Exercise:
Any picture among the records should be left out, please; retype the rest exactly.

┏━━

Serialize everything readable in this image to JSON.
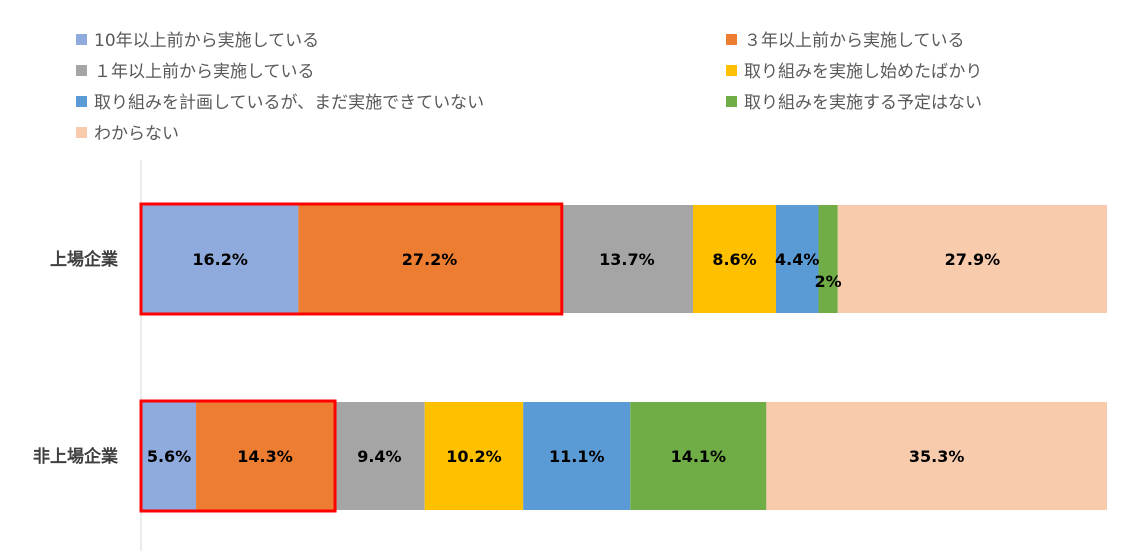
{
  "chart_data": {
    "type": "bar",
    "orientation": "horizontal",
    "stacked": true,
    "categories": [
      "上場企業",
      "非上場企業"
    ],
    "series": [
      {
        "name": "10年以上前から実施している",
        "color": "#8FAADC",
        "values": [
          16.2,
          5.6
        ],
        "labels": [
          "16.2%",
          "5.6%"
        ]
      },
      {
        "name": "３年以上前から実施している",
        "color": "#ED7D31",
        "values": [
          27.2,
          14.3
        ],
        "labels": [
          "27.2%",
          "14.3%"
        ]
      },
      {
        "name": "１年以上前から実施している",
        "color": "#A5A5A5",
        "values": [
          13.7,
          9.4
        ],
        "labels": [
          "13.7%",
          "9.4%"
        ]
      },
      {
        "name": "取り組みを実施し始めたばかり",
        "color": "#FFC000",
        "values": [
          8.6,
          10.2
        ],
        "labels": [
          "8.6%",
          "10.2%"
        ]
      },
      {
        "name": "取り組みを計画しているが、まだ実施できていない",
        "color": "#5B9BD5",
        "values": [
          4.4,
          11.1
        ],
        "labels": [
          "4.4%",
          "11.1%"
        ]
      },
      {
        "name": "取り組みを実施する予定はない",
        "color": "#70AD47",
        "values": [
          2,
          14.1
        ],
        "labels": [
          "2%",
          "14.1%"
        ]
      },
      {
        "name": "わからない",
        "color": "#F8CBAD",
        "values": [
          27.9,
          35.3
        ],
        "labels": [
          "27.9%",
          "35.3%"
        ]
      }
    ],
    "highlight": {
      "color": "#FF0000",
      "series_count": 2
    },
    "legend_position": "top",
    "grid": false
  }
}
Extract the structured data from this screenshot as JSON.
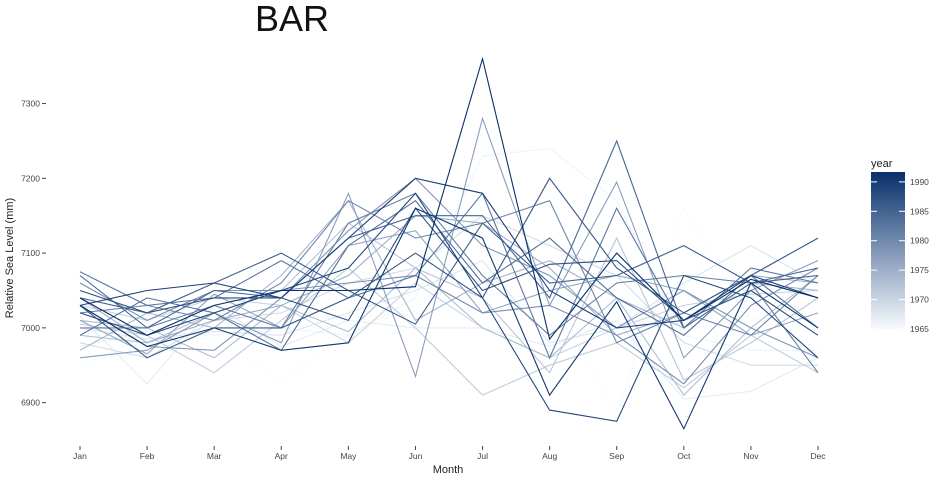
{
  "chart_data": {
    "type": "line",
    "title": "BAR",
    "xlabel": "Month",
    "ylabel": "Relative Sea Level (mm)",
    "categories": [
      "Jan",
      "Feb",
      "Mar",
      "Apr",
      "May",
      "Jun",
      "Jul",
      "Aug",
      "Sep",
      "Oct",
      "Nov",
      "Dec"
    ],
    "ylim": [
      6850,
      7385
    ],
    "yticks": [
      6900,
      7000,
      7100,
      7200,
      7300
    ],
    "grid": false,
    "legend": {
      "title": "year",
      "position": "right",
      "min": 1965,
      "max": 1991,
      "ticks": [
        1965,
        1970,
        1975,
        1980,
        1985,
        1990
      ],
      "low_color": "#f7fbff",
      "high_color": "#08306b"
    },
    "series": [
      {
        "year": 1965,
        "values": [
          6948,
          6990,
          6985,
          6930,
          6990,
          7030,
          7045,
          7040,
          6885,
          7160,
          7010,
          7040
        ]
      },
      {
        "year": 1966,
        "values": [
          6975,
          6995,
          6990,
          7000,
          6990,
          7040,
          7230,
          7240,
          7170,
          6990,
          6970,
          6970
        ]
      },
      {
        "year": 1967,
        "values": [
          7015,
          6925,
          7030,
          6975,
          7010,
          7000,
          7000,
          6975,
          7010,
          6905,
          6915,
          6960
        ]
      },
      {
        "year": 1968,
        "values": [
          7000,
          6985,
          6995,
          6990,
          7020,
          7050,
          7090,
          6980,
          7000,
          7060,
          7110,
          7060
        ]
      },
      {
        "year": 1969,
        "values": [
          6980,
          6960,
          7010,
          7020,
          7060,
          7080,
          7150,
          7110,
          7070,
          6980,
          6950,
          6950
        ]
      },
      {
        "year": 1970,
        "values": [
          7030,
          7010,
          7040,
          7030,
          6980,
          7060,
          7000,
          6960,
          7000,
          7030,
          7045,
          7050
        ]
      },
      {
        "year": 1971,
        "values": [
          7005,
          6990,
          6940,
          7010,
          7080,
          7000,
          6910,
          6950,
          6980,
          6920,
          6990,
          6940
        ]
      },
      {
        "year": 1972,
        "values": [
          6990,
          6980,
          7020,
          7050,
          7140,
          7080,
          7040,
          6940,
          7120,
          6930,
          6980,
          7040
        ]
      },
      {
        "year": 1973,
        "values": [
          7010,
          7000,
          6960,
          7030,
          6995,
          7080,
          7000,
          6960,
          7040,
          6910,
          7000,
          7070
        ]
      },
      {
        "year": 1974,
        "values": [
          6970,
          7020,
          7000,
          7070,
          7170,
          7010,
          7060,
          7090,
          7040,
          7000,
          7060,
          7050
        ]
      },
      {
        "year": 1975,
        "values": [
          7040,
          6980,
          7010,
          7030,
          7070,
          7150,
          7140,
          7080,
          6990,
          7020,
          7070,
          7060
        ]
      },
      {
        "year": 1976,
        "values": [
          7010,
          6965,
          7045,
          7000,
          7110,
          7130,
          7020,
          7050,
          7070,
          7050,
          6990,
          7020
        ]
      },
      {
        "year": 1977,
        "values": [
          6960,
          6970,
          7020,
          6980,
          7180,
          6935,
          7280,
          7030,
          7195,
          6960,
          7050,
          7090
        ]
      },
      {
        "year": 1978,
        "values": [
          7030,
          6975,
          6970,
          7040,
          7130,
          7200,
          7110,
          7070,
          7000,
          7050,
          7000,
          6960
        ]
      },
      {
        "year": 1979,
        "values": [
          7060,
          7010,
          7050,
          7050,
          7060,
          7070,
          7020,
          7030,
          6990,
          6925,
          7030,
          7080
        ]
      },
      {
        "year": 1980,
        "values": [
          7020,
          7030,
          7010,
          7060,
          7170,
          7120,
          7140,
          7170,
          6980,
          7020,
          6990,
          7070
        ]
      },
      {
        "year": 1981,
        "values": [
          7000,
          7000,
          7030,
          7000,
          7140,
          7180,
          7070,
          6990,
          7060,
          7070,
          7060,
          6940
        ]
      },
      {
        "year": 1982,
        "values": [
          7075,
          7030,
          7040,
          7090,
          7040,
          7070,
          7180,
          6960,
          7160,
          7000,
          7080,
          7060
        ]
      },
      {
        "year": 1983,
        "values": [
          6990,
          7040,
          7020,
          6970,
          7110,
          7170,
          7060,
          7120,
          7040,
          6990,
          7070,
          7000
        ]
      },
      {
        "year": 1984,
        "values": [
          7070,
          7000,
          7050,
          7040,
          7120,
          7150,
          7150,
          7040,
          7250,
          7000,
          7060,
          7080
        ]
      },
      {
        "year": 1985,
        "values": [
          7040,
          7020,
          7060,
          7100,
          7050,
          7005,
          7140,
          7060,
          7070,
          7110,
          7060,
          7070
        ]
      },
      {
        "year": 1986,
        "values": [
          7030,
          6960,
          7000,
          7000,
          7040,
          7100,
          7040,
          7200,
          7080,
          7020,
          7070,
          7120
        ]
      },
      {
        "year": 1987,
        "values": [
          7050,
          7020,
          7040,
          7040,
          7010,
          7160,
          7050,
          7085,
          7090,
          7010,
          7050,
          6990
        ]
      },
      {
        "year": 1988,
        "values": [
          7020,
          6990,
          7020,
          7050,
          7080,
          7180,
          7040,
          6890,
          6875,
          7070,
          7040,
          6960
        ]
      },
      {
        "year": 1989,
        "values": [
          7030,
          7050,
          7060,
          7040,
          7120,
          7200,
          7180,
          7050,
          7000,
          7010,
          7070,
          7040
        ]
      },
      {
        "year": 1990,
        "values": [
          7030,
          6975,
          7000,
          6970,
          6980,
          7160,
          7120,
          6910,
          7035,
          6865,
          7060,
          7000
        ]
      },
      {
        "year": 1991,
        "values": [
          7040,
          6990,
          7030,
          7050,
          7050,
          7055,
          7360,
          6985,
          7100,
          7010,
          7065,
          7040
        ]
      }
    ]
  }
}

┗━━

Answer for the task:
Serialize everything readable in this image to JSON.
{
  "chart_data": {
    "type": "bar",
    "orientation": "horizontal",
    "stacked": true,
    "categories": [
      "上場企業",
      "非上場企業"
    ],
    "series": [
      {
        "name": "10年以上前から実施している",
        "color": "#8FAADC",
        "values": [
          16.2,
          5.6
        ],
        "labels": [
          "16.2%",
          "5.6%"
        ]
      },
      {
        "name": "３年以上前から実施している",
        "color": "#ED7D31",
        "values": [
          27.2,
          14.3
        ],
        "labels": [
          "27.2%",
          "14.3%"
        ]
      },
      {
        "name": "１年以上前から実施している",
        "color": "#A5A5A5",
        "values": [
          13.7,
          9.4
        ],
        "labels": [
          "13.7%",
          "9.4%"
        ]
      },
      {
        "name": "取り組みを実施し始めたばかり",
        "color": "#FFC000",
        "values": [
          8.6,
          10.2
        ],
        "labels": [
          "8.6%",
          "10.2%"
        ]
      },
      {
        "name": "取り組みを計画しているが、まだ実施できていない",
        "color": "#5B9BD5",
        "values": [
          4.4,
          11.1
        ],
        "labels": [
          "4.4%",
          "11.1%"
        ]
      },
      {
        "name": "取り組みを実施する予定はない",
        "color": "#70AD47",
        "values": [
          2,
          14.1
        ],
        "labels": [
          "2%",
          "14.1%"
        ]
      },
      {
        "name": "わからない",
        "color": "#F8CBAD",
        "values": [
          27.9,
          35.3
        ],
        "labels": [
          "27.9%",
          "35.3%"
        ]
      }
    ],
    "highlight": {
      "color": "#FF0000",
      "series_count": 2
    },
    "legend_position": "top",
    "grid": false
  }
}
Extract the structured data from this screenshot as JSON.
{
  "chart_data": {
    "type": "line",
    "title": "BAR",
    "xlabel": "Month",
    "ylabel": "Relative Sea Level (mm)",
    "categories": [
      "Jan",
      "Feb",
      "Mar",
      "Apr",
      "May",
      "Jun",
      "Jul",
      "Aug",
      "Sep",
      "Oct",
      "Nov",
      "Dec"
    ],
    "ylim": [
      6850,
      7385
    ],
    "yticks": [
      6900,
      7000,
      7100,
      7200,
      7300
    ],
    "grid": false,
    "legend": {
      "title": "year",
      "position": "right",
      "min": 1965,
      "max": 1991,
      "ticks": [
        1965,
        1970,
        1975,
        1980,
        1985,
        1990
      ],
      "low_color": "#f7fbff",
      "high_color": "#08306b"
    },
    "series": [
      {
        "year": 1965,
        "values": [
          6948,
          6990,
          6985,
          6930,
          6990,
          7030,
          7045,
          7040,
          6885,
          7160,
          7010,
          7040
        ]
      },
      {
        "year": 1966,
        "values": [
          6975,
          6995,
          6990,
          7000,
          6990,
          7040,
          7230,
          7240,
          7170,
          6990,
          6970,
          6970
        ]
      },
      {
        "year": 1967,
        "values": [
          7015,
          6925,
          7030,
          6975,
          7010,
          7000,
          7000,
          6975,
          7010,
          6905,
          6915,
          6960
        ]
      },
      {
        "year": 1968,
        "values": [
          7000,
          6985,
          6995,
          6990,
          7020,
          7050,
          7090,
          6980,
          7000,
          7060,
          7110,
          7060
        ]
      },
      {
        "year": 1969,
        "values": [
          6980,
          6960,
          7010,
          7020,
          7060,
          7080,
          7150,
          7110,
          7070,
          6980,
          6950,
          6950
        ]
      },
      {
        "year": 1970,
        "values": [
          7030,
          7010,
          7040,
          7030,
          6980,
          7060,
          7000,
          6960,
          7000,
          7030,
          7045,
          7050
        ]
      },
      {
        "year": 1971,
        "values": [
          7005,
          6990,
          6940,
          7010,
          7080,
          7000,
          6910,
          6950,
          6980,
          6920,
          6990,
          6940
        ]
      },
      {
        "year": 1972,
        "values": [
          6990,
          6980,
          7020,
          7050,
          7140,
          7080,
          7040,
          6940,
          7120,
          6930,
          6980,
          7040
        ]
      },
      {
        "year": 1973,
        "values": [
          7010,
          7000,
          6960,
          7030,
          6995,
          7080,
          7000,
          6960,
          7040,
          6910,
          7000,
          7070
        ]
      },
      {
        "year": 1974,
        "values": [
          6970,
          7020,
          7000,
          7070,
          7170,
          7010,
          7060,
          7090,
          7040,
          7000,
          7060,
          7050
        ]
      },
      {
        "year": 1975,
        "values": [
          7040,
          6980,
          7010,
          7030,
          7070,
          7150,
          7140,
          7080,
          6990,
          7020,
          7070,
          7060
        ]
      },
      {
        "year": 1976,
        "values": [
          7010,
          6965,
          7045,
          7000,
          7110,
          7130,
          7020,
          7050,
          7070,
          7050,
          6990,
          7020
        ]
      },
      {
        "year": 1977,
        "values": [
          6960,
          6970,
          7020,
          6980,
          7180,
          6935,
          7280,
          7030,
          7195,
          6960,
          7050,
          7090
        ]
      },
      {
        "year": 1978,
        "values": [
          7030,
          6975,
          6970,
          7040,
          7130,
          7200,
          7110,
          7070,
          7000,
          7050,
          7000,
          6960
        ]
      },
      {
        "year": 1979,
        "values": [
          7060,
          7010,
          7050,
          7050,
          7060,
          7070,
          7020,
          7030,
          6990,
          6925,
          7030,
          7080
        ]
      },
      {
        "year": 1980,
        "values": [
          7020,
          7030,
          7010,
          7060,
          7170,
          7120,
          7140,
          7170,
          6980,
          7020,
          6990,
          7070
        ]
      },
      {
        "year": 1981,
        "values": [
          7000,
          7000,
          7030,
          7000,
          7140,
          7180,
          7070,
          6990,
          7060,
          7070,
          7060,
          6940
        ]
      },
      {
        "year": 1982,
        "values": [
          7075,
          7030,
          7040,
          7090,
          7040,
          7070,
          7180,
          6960,
          7160,
          7000,
          7080,
          7060
        ]
      },
      {
        "year": 1983,
        "values": [
          6990,
          7040,
          7020,
          6970,
          7110,
          7170,
          7060,
          7120,
          7040,
          6990,
          7070,
          7000
        ]
      },
      {
        "year": 1984,
        "values": [
          7070,
          7000,
          7050,
          7040,
          7120,
          7150,
          7150,
          7040,
          7250,
          7000,
          7060,
          7080
        ]
      },
      {
        "year": 1985,
        "values": [
          7040,
          7020,
          7060,
          7100,
          7050,
          7005,
          7140,
          7060,
          7070,
          7110,
          7060,
          7070
        ]
      },
      {
        "year": 1986,
        "values": [
          7030,
          6960,
          7000,
          7000,
          7040,
          7100,
          7040,
          7200,
          7080,
          7020,
          7070,
          7120
        ]
      },
      {
        "year": 1987,
        "values": [
          7050,
          7020,
          7040,
          7040,
          7010,
          7160,
          7050,
          7085,
          7090,
          7010,
          7050,
          6990
        ]
      },
      {
        "year": 1988,
        "values": [
          7020,
          6990,
          7020,
          7050,
          7080,
          7180,
          7040,
          6890,
          6875,
          7070,
          7040,
          6960
        ]
      },
      {
        "year": 1989,
        "values": [
          7030,
          7050,
          7060,
          7040,
          7120,
          7200,
          7180,
          7050,
          7000,
          7010,
          7070,
          7040
        ]
      },
      {
        "year": 1990,
        "values": [
          7030,
          6975,
          7000,
          6970,
          6980,
          7160,
          7120,
          6910,
          7035,
          6865,
          7060,
          7000
        ]
      },
      {
        "year": 1991,
        "values": [
          7040,
          6990,
          7030,
          7050,
          7050,
          7055,
          7360,
          6985,
          7100,
          7010,
          7065,
          7040
        ]
      }
    ]
  }
}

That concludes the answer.